(Rows from a figure dataset)
══════════
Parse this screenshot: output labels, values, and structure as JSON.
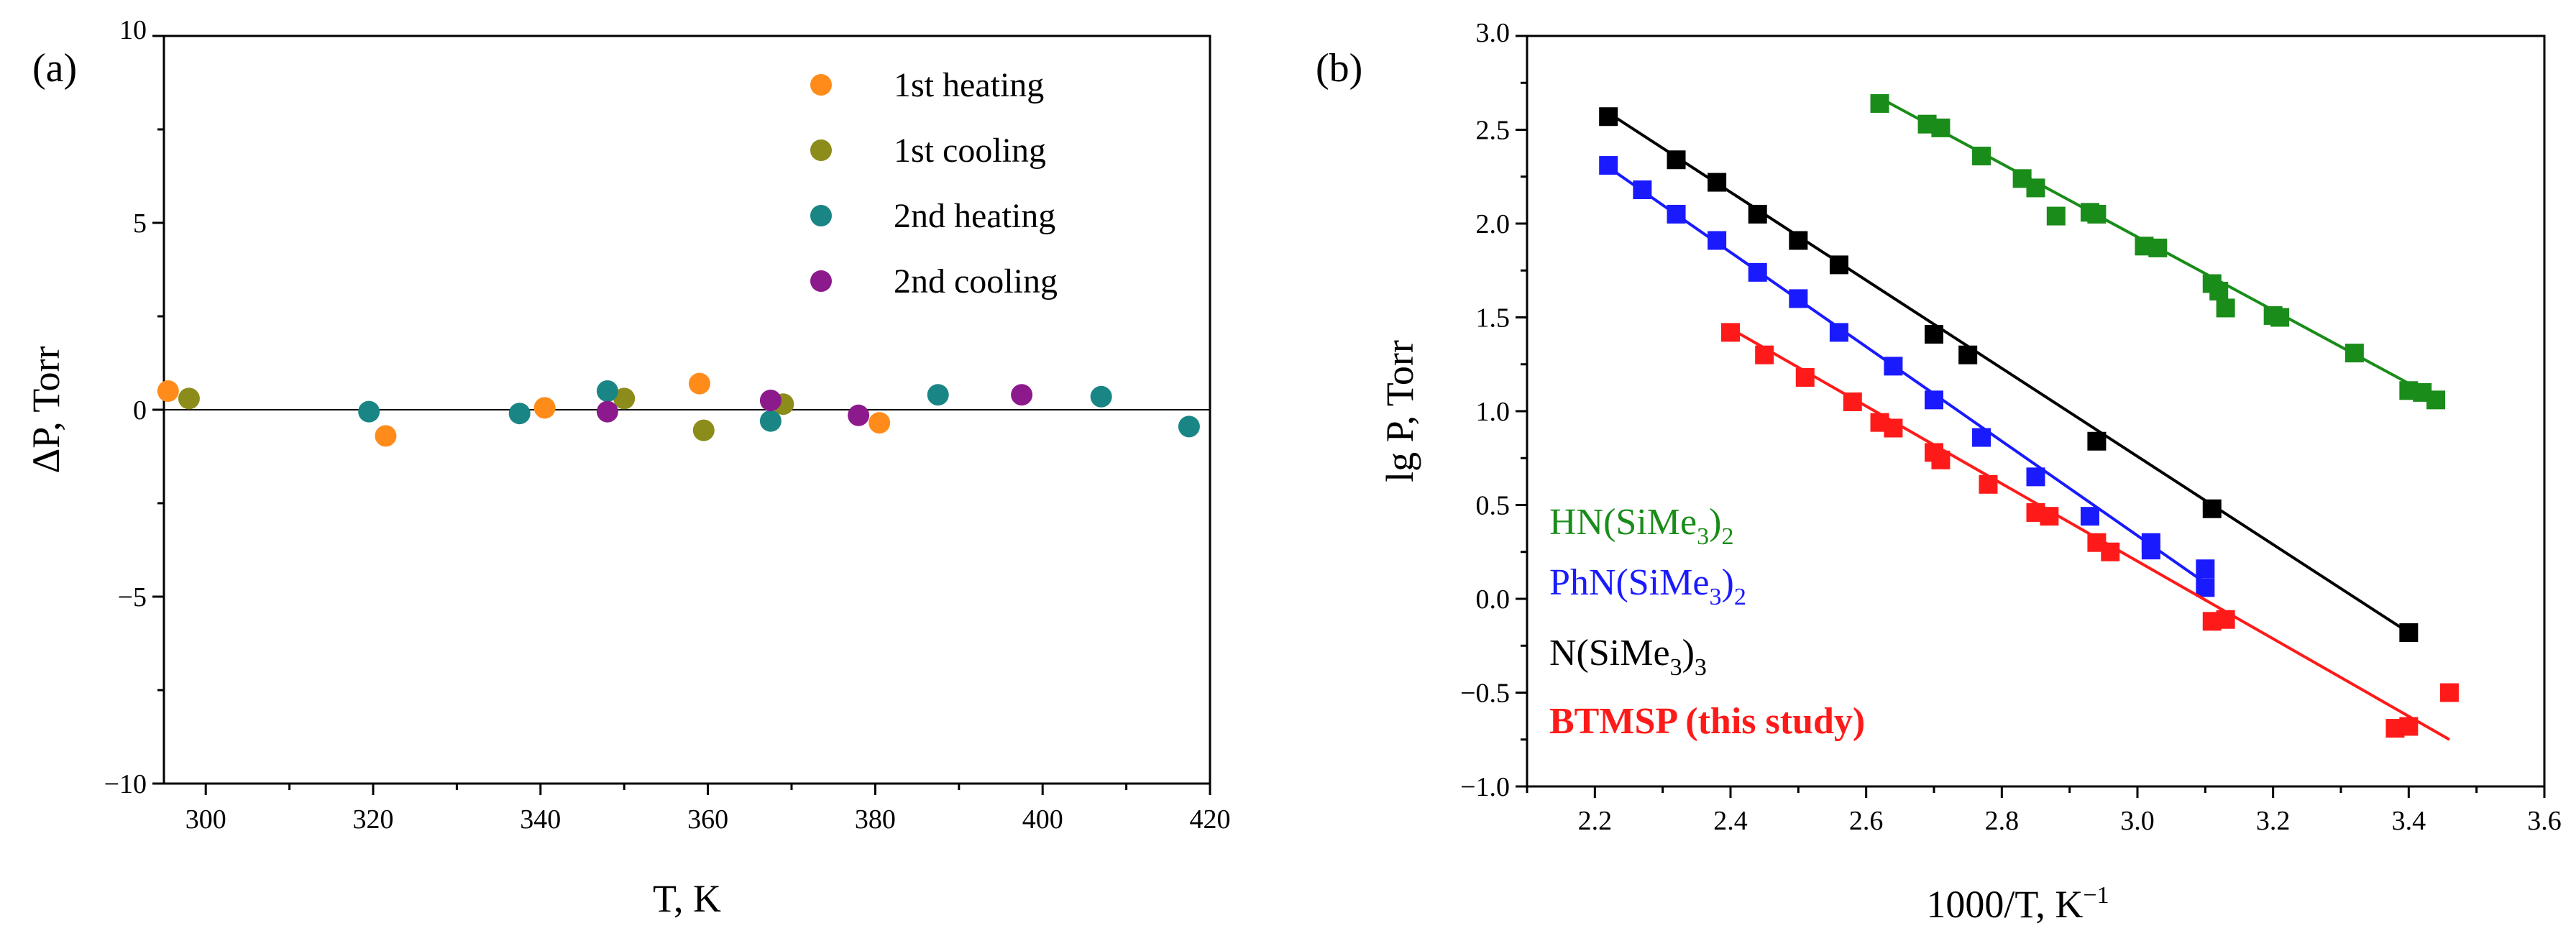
{
  "chart_data": [
    {
      "type": "scatter",
      "panel_label": "(a)",
      "xlabel": "T, K",
      "ylabel": "ΔP, Torr",
      "xlim": [
        295,
        420
      ],
      "ylim": [
        -10,
        10
      ],
      "xticks": [
        300,
        320,
        340,
        360,
        380,
        400,
        420
      ],
      "yticks": [
        -10,
        -5,
        0,
        5,
        10
      ],
      "xtick_labels": [
        "300",
        "320",
        "340",
        "360",
        "380",
        "400",
        "420"
      ],
      "ytick_labels": [
        "−10",
        "−5",
        "0",
        "5",
        "10"
      ],
      "zero_line": true,
      "legend_position": "top-right",
      "series": [
        {
          "name": "1st heating",
          "color": "#ff8c1a",
          "x": [
            295.5,
            321.5,
            340.5,
            359,
            380.5
          ],
          "y": [
            0.5,
            -0.7,
            0.05,
            0.7,
            -0.35
          ]
        },
        {
          "name": "1st cooling",
          "color": "#8c8c1a",
          "x": [
            298,
            350,
            359.5,
            369
          ],
          "y": [
            0.3,
            0.3,
            -0.55,
            0.15
          ]
        },
        {
          "name": "2nd heating",
          "color": "#1a8585",
          "x": [
            319.5,
            337.5,
            348,
            367.5,
            387.5,
            407,
            417.5
          ],
          "y": [
            -0.05,
            -0.1,
            0.5,
            -0.3,
            0.4,
            0.35,
            -0.45
          ]
        },
        {
          "name": "2nd cooling",
          "color": "#8c1a8c",
          "x": [
            348,
            367.5,
            378,
            397.5
          ],
          "y": [
            -0.05,
            0.25,
            -0.15,
            0.4
          ]
        }
      ]
    },
    {
      "type": "scatter",
      "panel_label": "(b)",
      "xlabel": "1000/T, K",
      "xlabel_sup": "−1",
      "ylabel": "lg P, Torr",
      "xlim": [
        2.1,
        3.6
      ],
      "ylim": [
        -1.0,
        3.0
      ],
      "xticks": [
        2.2,
        2.4,
        2.6,
        2.8,
        3.0,
        3.2,
        3.4,
        3.6
      ],
      "yticks": [
        -1.0,
        -0.5,
        0.0,
        0.5,
        1.0,
        1.5,
        2.0,
        2.5,
        3.0
      ],
      "xtick_labels": [
        "2.2",
        "2.4",
        "2.6",
        "2.8",
        "3.0",
        "3.2",
        "3.4",
        "3.6"
      ],
      "ytick_labels": [
        "−1.0",
        "−0.5",
        "0.0",
        "0.5",
        "1.0",
        "1.5",
        "2.0",
        "2.5",
        "3.0"
      ],
      "fit_lines": true,
      "series": [
        {
          "name": "HN(SiMe3)2",
          "label_main": "HN(SiMe",
          "label_sub1": "3",
          "label_mid": ")",
          "label_sub2": "2",
          "bold": false,
          "color": "#1a8c1a",
          "x": [
            2.62,
            2.69,
            2.71,
            2.77,
            2.83,
            2.85,
            2.88,
            2.93,
            2.94,
            3.01,
            3.03,
            3.11,
            3.12,
            3.13,
            3.2,
            3.21,
            3.32,
            3.4,
            3.42,
            3.44
          ],
          "y": [
            2.64,
            2.53,
            2.51,
            2.36,
            2.24,
            2.19,
            2.04,
            2.06,
            2.05,
            1.88,
            1.87,
            1.68,
            1.64,
            1.55,
            1.51,
            1.5,
            1.31,
            1.11,
            1.1,
            1.06
          ],
          "fit": {
            "x": [
              2.62,
              3.44
            ],
            "y": [
              2.67,
              1.07
            ]
          }
        },
        {
          "name": "PhN(SiMe3)2",
          "label_main": "PhN(SiMe",
          "label_sub1": "3",
          "label_mid": ")",
          "label_sub2": "2",
          "bold": false,
          "color": "#1a1aff",
          "x": [
            2.22,
            2.27,
            2.32,
            2.38,
            2.44,
            2.5,
            2.56,
            2.64,
            2.7,
            2.77,
            2.85,
            2.93,
            3.02,
            3.02,
            3.1,
            3.1
          ],
          "y": [
            2.31,
            2.18,
            2.05,
            1.91,
            1.74,
            1.6,
            1.42,
            1.24,
            1.06,
            0.86,
            0.65,
            0.44,
            0.3,
            0.26,
            0.16,
            0.06
          ],
          "fit": {
            "x": [
              2.22,
              3.11
            ],
            "y": [
              2.3,
              0.06
            ]
          }
        },
        {
          "name": "N(SiMe3)3",
          "label_main": "N(SiMe",
          "label_sub1": "3",
          "label_mid": ")",
          "label_sub2": "3",
          "bold": false,
          "color": "#000000",
          "x": [
            2.22,
            2.32,
            2.38,
            2.44,
            2.5,
            2.56,
            2.7,
            2.75,
            2.94,
            3.11,
            3.4
          ],
          "y": [
            2.57,
            2.34,
            2.22,
            2.05,
            1.91,
            1.78,
            1.41,
            1.3,
            0.84,
            0.48,
            -0.18
          ],
          "fit": {
            "x": [
              2.22,
              3.4
            ],
            "y": [
              2.59,
              -0.18
            ]
          }
        },
        {
          "name": "BTMSP (this study)",
          "label_main": "BTMSP (this study)",
          "label_sub1": "",
          "label_mid": "",
          "label_sub2": "",
          "bold": true,
          "color": "#ff1a1a",
          "x": [
            2.4,
            2.45,
            2.51,
            2.58,
            2.62,
            2.64,
            2.7,
            2.71,
            2.78,
            2.85,
            2.87,
            2.94,
            2.96,
            3.11,
            3.13,
            3.38,
            3.4,
            3.46
          ],
          "y": [
            1.42,
            1.3,
            1.18,
            1.05,
            0.94,
            0.91,
            0.78,
            0.74,
            0.61,
            0.46,
            0.44,
            0.3,
            0.25,
            -0.12,
            -0.11,
            -0.69,
            -0.68,
            -0.5
          ],
          "fit": {
            "x": [
              2.4,
              3.46
            ],
            "y": [
              1.44,
              -0.75
            ]
          }
        }
      ]
    }
  ]
}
══════════
Exercise description »
Using the material above, retype each entry exactly and omit the pictures.

Exercise result »
Parse this screenshot: output labels, values, and structure as JSON.
{
  "chart_data": [
    {
      "type": "scatter",
      "panel_label": "(a)",
      "xlabel": "T, K",
      "ylabel": "ΔP, Torr",
      "xlim": [
        295,
        420
      ],
      "ylim": [
        -10,
        10
      ],
      "xticks": [
        300,
        320,
        340,
        360,
        380,
        400,
        420
      ],
      "yticks": [
        -10,
        -5,
        0,
        5,
        10
      ],
      "xtick_labels": [
        "300",
        "320",
        "340",
        "360",
        "380",
        "400",
        "420"
      ],
      "ytick_labels": [
        "−10",
        "−5",
        "0",
        "5",
        "10"
      ],
      "zero_line": true,
      "legend_position": "top-right",
      "series": [
        {
          "name": "1st heating",
          "color": "#ff8c1a",
          "x": [
            295.5,
            321.5,
            340.5,
            359,
            380.5
          ],
          "y": [
            0.5,
            -0.7,
            0.05,
            0.7,
            -0.35
          ]
        },
        {
          "name": "1st cooling",
          "color": "#8c8c1a",
          "x": [
            298,
            350,
            359.5,
            369
          ],
          "y": [
            0.3,
            0.3,
            -0.55,
            0.15
          ]
        },
        {
          "name": "2nd heating",
          "color": "#1a8585",
          "x": [
            319.5,
            337.5,
            348,
            367.5,
            387.5,
            407,
            417.5
          ],
          "y": [
            -0.05,
            -0.1,
            0.5,
            -0.3,
            0.4,
            0.35,
            -0.45
          ]
        },
        {
          "name": "2nd cooling",
          "color": "#8c1a8c",
          "x": [
            348,
            367.5,
            378,
            397.5
          ],
          "y": [
            -0.05,
            0.25,
            -0.15,
            0.4
          ]
        }
      ]
    },
    {
      "type": "scatter",
      "panel_label": "(b)",
      "xlabel": "1000/T, K",
      "xlabel_sup": "−1",
      "ylabel": "lg P, Torr",
      "xlim": [
        2.1,
        3.6
      ],
      "ylim": [
        -1.0,
        3.0
      ],
      "xticks": [
        2.2,
        2.4,
        2.6,
        2.8,
        3.0,
        3.2,
        3.4,
        3.6
      ],
      "yticks": [
        -1.0,
        -0.5,
        0.0,
        0.5,
        1.0,
        1.5,
        2.0,
        2.5,
        3.0
      ],
      "xtick_labels": [
        "2.2",
        "2.4",
        "2.6",
        "2.8",
        "3.0",
        "3.2",
        "3.4",
        "3.6"
      ],
      "ytick_labels": [
        "−1.0",
        "−0.5",
        "0.0",
        "0.5",
        "1.0",
        "1.5",
        "2.0",
        "2.5",
        "3.0"
      ],
      "fit_lines": true,
      "series": [
        {
          "name": "HN(SiMe3)2",
          "label_main": "HN(SiMe",
          "label_sub1": "3",
          "label_mid": ")",
          "label_sub2": "2",
          "bold": false,
          "color": "#1a8c1a",
          "x": [
            2.62,
            2.69,
            2.71,
            2.77,
            2.83,
            2.85,
            2.88,
            2.93,
            2.94,
            3.01,
            3.03,
            3.11,
            3.12,
            3.13,
            3.2,
            3.21,
            3.32,
            3.4,
            3.42,
            3.44
          ],
          "y": [
            2.64,
            2.53,
            2.51,
            2.36,
            2.24,
            2.19,
            2.04,
            2.06,
            2.05,
            1.88,
            1.87,
            1.68,
            1.64,
            1.55,
            1.51,
            1.5,
            1.31,
            1.11,
            1.1,
            1.06
          ],
          "fit": {
            "x": [
              2.62,
              3.44
            ],
            "y": [
              2.67,
              1.07
            ]
          }
        },
        {
          "name": "PhN(SiMe3)2",
          "label_main": "PhN(SiMe",
          "label_sub1": "3",
          "label_mid": ")",
          "label_sub2": "2",
          "bold": false,
          "color": "#1a1aff",
          "x": [
            2.22,
            2.27,
            2.32,
            2.38,
            2.44,
            2.5,
            2.56,
            2.64,
            2.7,
            2.77,
            2.85,
            2.93,
            3.02,
            3.02,
            3.1,
            3.1
          ],
          "y": [
            2.31,
            2.18,
            2.05,
            1.91,
            1.74,
            1.6,
            1.42,
            1.24,
            1.06,
            0.86,
            0.65,
            0.44,
            0.3,
            0.26,
            0.16,
            0.06
          ],
          "fit": {
            "x": [
              2.22,
              3.11
            ],
            "y": [
              2.3,
              0.06
            ]
          }
        },
        {
          "name": "N(SiMe3)3",
          "label_main": "N(SiMe",
          "label_sub1": "3",
          "label_mid": ")",
          "label_sub2": "3",
          "bold": false,
          "color": "#000000",
          "x": [
            2.22,
            2.32,
            2.38,
            2.44,
            2.5,
            2.56,
            2.7,
            2.75,
            2.94,
            3.11,
            3.4
          ],
          "y": [
            2.57,
            2.34,
            2.22,
            2.05,
            1.91,
            1.78,
            1.41,
            1.3,
            0.84,
            0.48,
            -0.18
          ],
          "fit": {
            "x": [
              2.22,
              3.4
            ],
            "y": [
              2.59,
              -0.18
            ]
          }
        },
        {
          "name": "BTMSP (this study)",
          "label_main": "BTMSP (this study)",
          "label_sub1": "",
          "label_mid": "",
          "label_sub2": "",
          "bold": true,
          "color": "#ff1a1a",
          "x": [
            2.4,
            2.45,
            2.51,
            2.58,
            2.62,
            2.64,
            2.7,
            2.71,
            2.78,
            2.85,
            2.87,
            2.94,
            2.96,
            3.11,
            3.13,
            3.38,
            3.4,
            3.46
          ],
          "y": [
            1.42,
            1.3,
            1.18,
            1.05,
            0.94,
            0.91,
            0.78,
            0.74,
            0.61,
            0.46,
            0.44,
            0.3,
            0.25,
            -0.12,
            -0.11,
            -0.69,
            -0.68,
            -0.5
          ],
          "fit": {
            "x": [
              2.4,
              3.46
            ],
            "y": [
              1.44,
              -0.75
            ]
          }
        }
      ]
    }
  ]
}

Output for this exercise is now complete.